Check every line of the entries below for the word "памяти", and copy the ones that have it.

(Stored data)
__________

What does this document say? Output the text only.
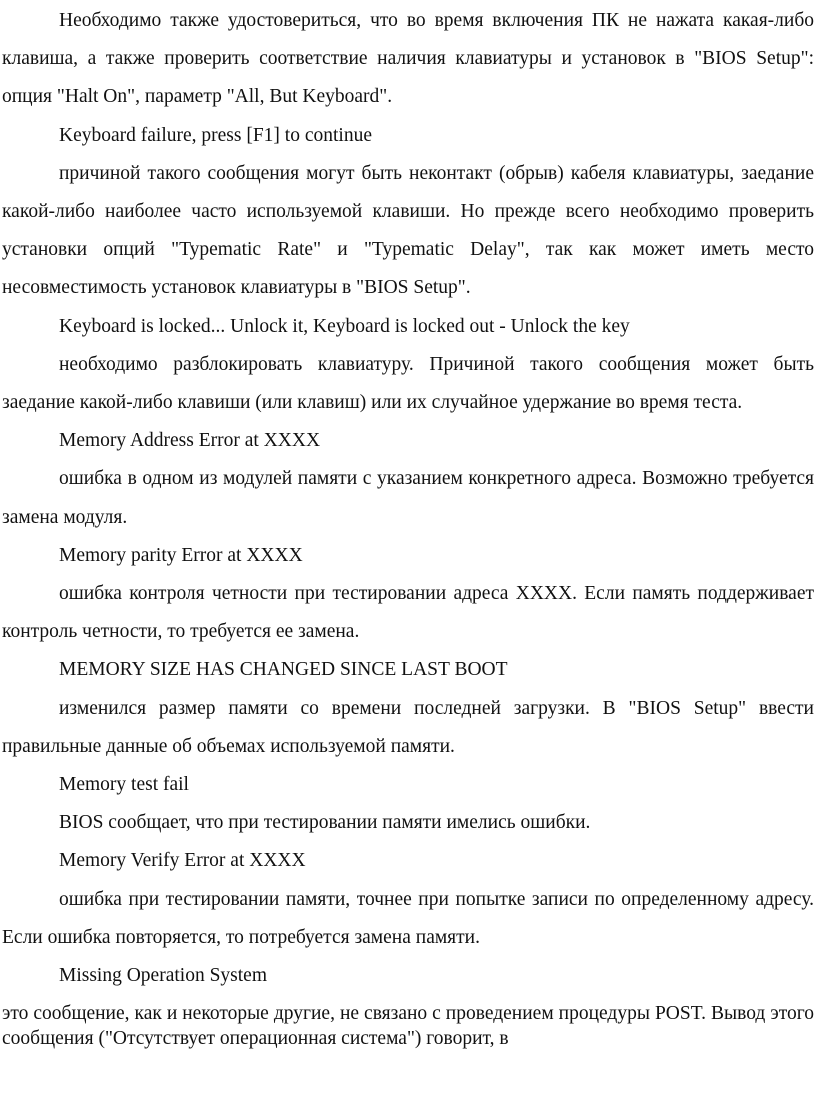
Необходимо также удостовериться, что во время включения ПК не нажата какая-либо клавиша, а также проверить соответствие наличия клавиатуры и установок в "BIOS Setup": опция "Halt On", параметр "All, But Keyboard".

Keyboard failure, press [F1] to continue

причиной такого сообщения могут быть неконтакт (обрыв) кабеля клавиатуры, заедание какой-либо наиболее часто используемой клавиши. Но прежде всего необходимо проверить установки опций "Typematic Rate" и "Typematic Delay", так как может иметь место несовместимость установок клавиатуры в "BIOS Setup".

Keyboard is locked... Unlock it, Keyboard is locked out - Unlock the key

необходимо разблокировать клавиатуру. Причиной такого сообщения может быть заедание какой-либо клавиши (или клавиш) или их случайное удержание во время теста.

Memory Address Error at XXXX

ошибка в одном из модулей памяти с указанием конкретного адреса. Возможно требуется замена модуля.

Memory parity Error at XXXX

ошибка контроля четности при тестировании адреса XXXX. Если память поддерживает контроль четности, то требуется ее замена.

MEMORY SIZE HAS CHANGED SINCE LAST BOOT

изменился размер памяти со времени последней загрузки. В "BIOS Setup" ввести правильные данные об объемах используемой памяти.

Memory test fail

BIOS сообщает, что при тестировании памяти имелись ошибки.

Memory Verify Error at XXXX

ошибка при тестировании памяти, точнее при попытке записи по определенному адресу. Если ошибка повторяется, то потребуется замена памяти.

Missing Operation System

это сообщение, как и некоторые другие, не связано с проведением процедуры POST. Вывод этого сообщения ("Отсутствует операционная система") говорит, в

__________

[Answer to the problem]
ошибка в одном из модулей памяти с указанием конкретного адреса. Возможно требуется замена модуля.
изменился размер памяти со времени последней загрузки. В "BIOS Setup" ввести правильные данные об объемах используемой памяти.
BIOS сообщает, что при тестировании памяти имелись ошибки.
ошибка при тестировании памяти, точнее при попытке записи по определенному адресу. Если ошибка повторяется, то потребуется замена памяти.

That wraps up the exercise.